■ **THE EXERCISE**: Find how many lines of the listing below include the word "icon", then report the number by itself.

■ **DATA IN THIS EXERCISE**:

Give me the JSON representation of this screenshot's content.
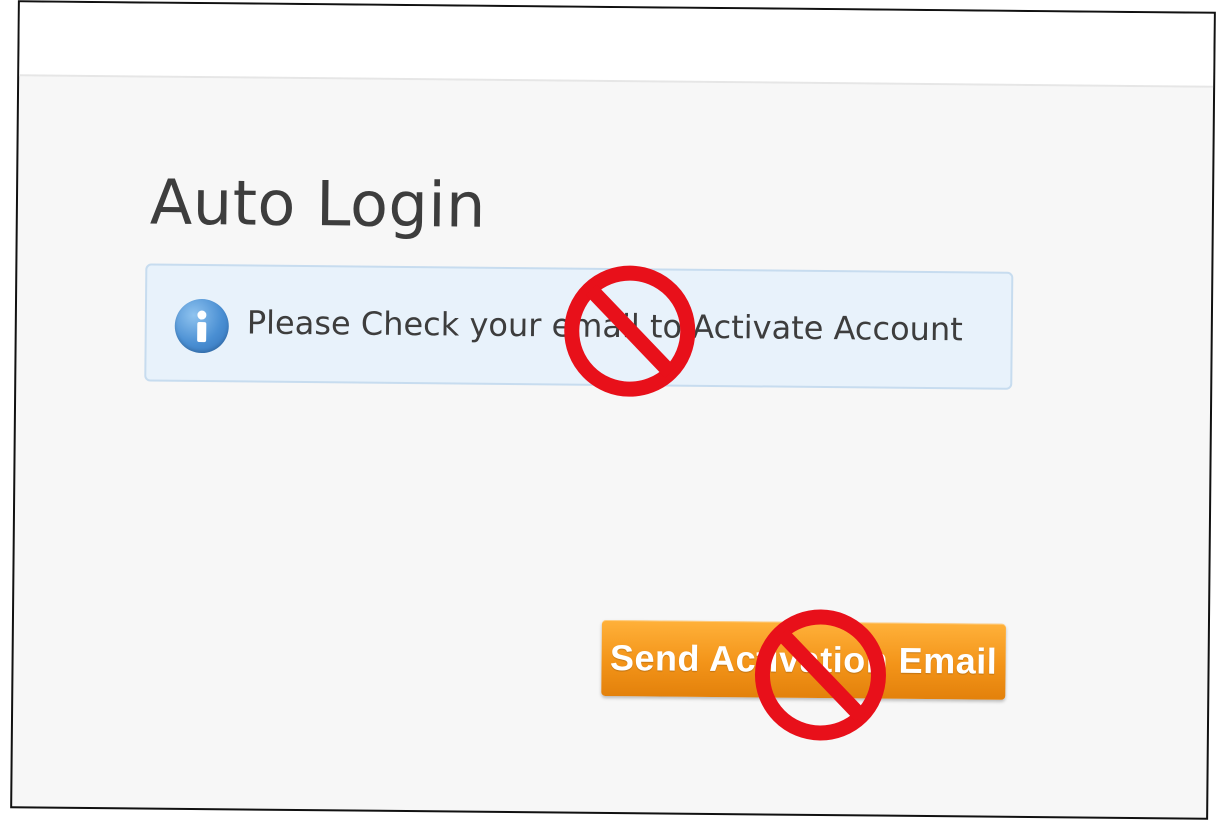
{
  "page": {
    "title": "Auto Login"
  },
  "alert": {
    "icon": "info-icon",
    "message": "Please Check your email to Activate Account"
  },
  "actions": {
    "send_activation_label": "Send Activation Email"
  },
  "overlays": {
    "icon": "prohibited-icon",
    "color": "#e8101a"
  },
  "colors": {
    "button_orange": "#f39419",
    "alert_background": "#e8f2fb",
    "info_blue": "#4a8fd3"
  }
}
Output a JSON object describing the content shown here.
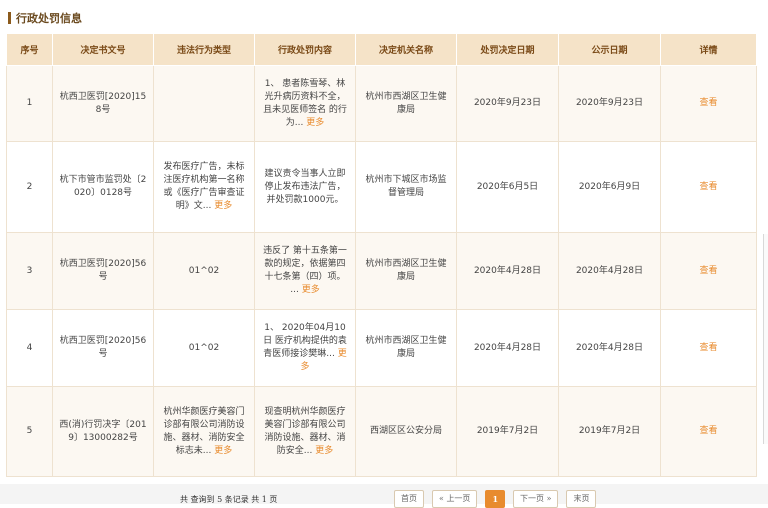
{
  "section": {
    "title": "行政处罚信息"
  },
  "table": {
    "headers": [
      "序号",
      "决定书文号",
      "违法行为类型",
      "行政处罚内容",
      "决定机关名称",
      "处罚决定日期",
      "公示日期",
      "详情"
    ],
    "more_label": "更多",
    "view_label": "查看",
    "rows": [
      {
        "no": "1",
        "doc": "杭西卫医罚[2020]158号",
        "type": "",
        "content": "1、 患者陈雪琴、林光升病历资料不全，且未见医师签名 的行为...",
        "agency": "杭州市西湖区卫生健康局",
        "decision_date": "2020年9月23日",
        "publish_date": "2020年9月23日"
      },
      {
        "no": "2",
        "doc": "杭下市管市监罚处〔2020〕0128号",
        "type": "发布医疗广告，未标注医疗机构第一名称或《医疗广告审查证明》文...",
        "content": "建议责令当事人立即停止发布违法广告，并处罚款1000元。",
        "agency": "杭州市下城区市场监督管理局",
        "decision_date": "2020年6月5日",
        "publish_date": "2020年6月9日"
      },
      {
        "no": "3",
        "doc": "杭西卫医罚[2020]56号",
        "type": "01^02",
        "content": "违反了 第十五条第一款的规定，依据第四十七条第（四）项。 ...",
        "agency": "杭州市西湖区卫生健康局",
        "decision_date": "2020年4月28日",
        "publish_date": "2020年4月28日"
      },
      {
        "no": "4",
        "doc": "杭西卫医罚[2020]56号",
        "type": "01^02",
        "content": "1、 2020年04月10日 医疗机构提供的袁青医师接诊樊琳...",
        "agency": "杭州市西湖区卫生健康局",
        "decision_date": "2020年4月28日",
        "publish_date": "2020年4月28日"
      },
      {
        "no": "5",
        "doc": "西(消)行罚决字〔2019〕13000282号",
        "type": "杭州华颜医疗美容门诊部有限公司消防设施、器材、消防安全标志未...",
        "content": "现查明杭州华颜医疗美容门诊部有限公司消防设施、器材、消防安全...",
        "agency": "西湖区区公安分局",
        "decision_date": "2019年7月2日",
        "publish_date": "2019年7月2日"
      }
    ]
  },
  "footer": {
    "record_info": "共 查询到 5 条记录 共 1 页",
    "pager": {
      "first": "首页",
      "prev": "« 上一页",
      "current": "1",
      "next": "下一页 »",
      "last": "末页"
    }
  }
}
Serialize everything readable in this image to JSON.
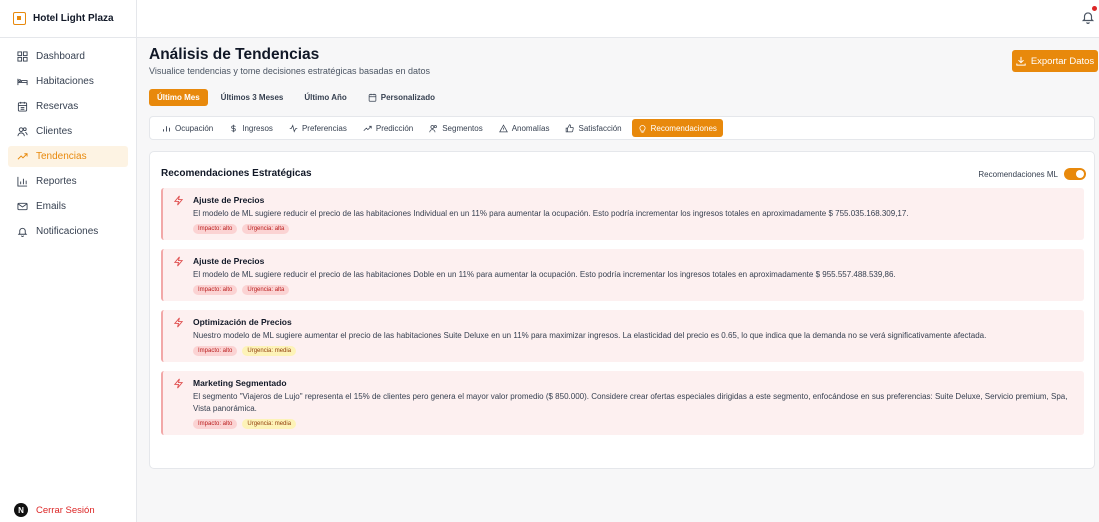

■ **REPLY**: 2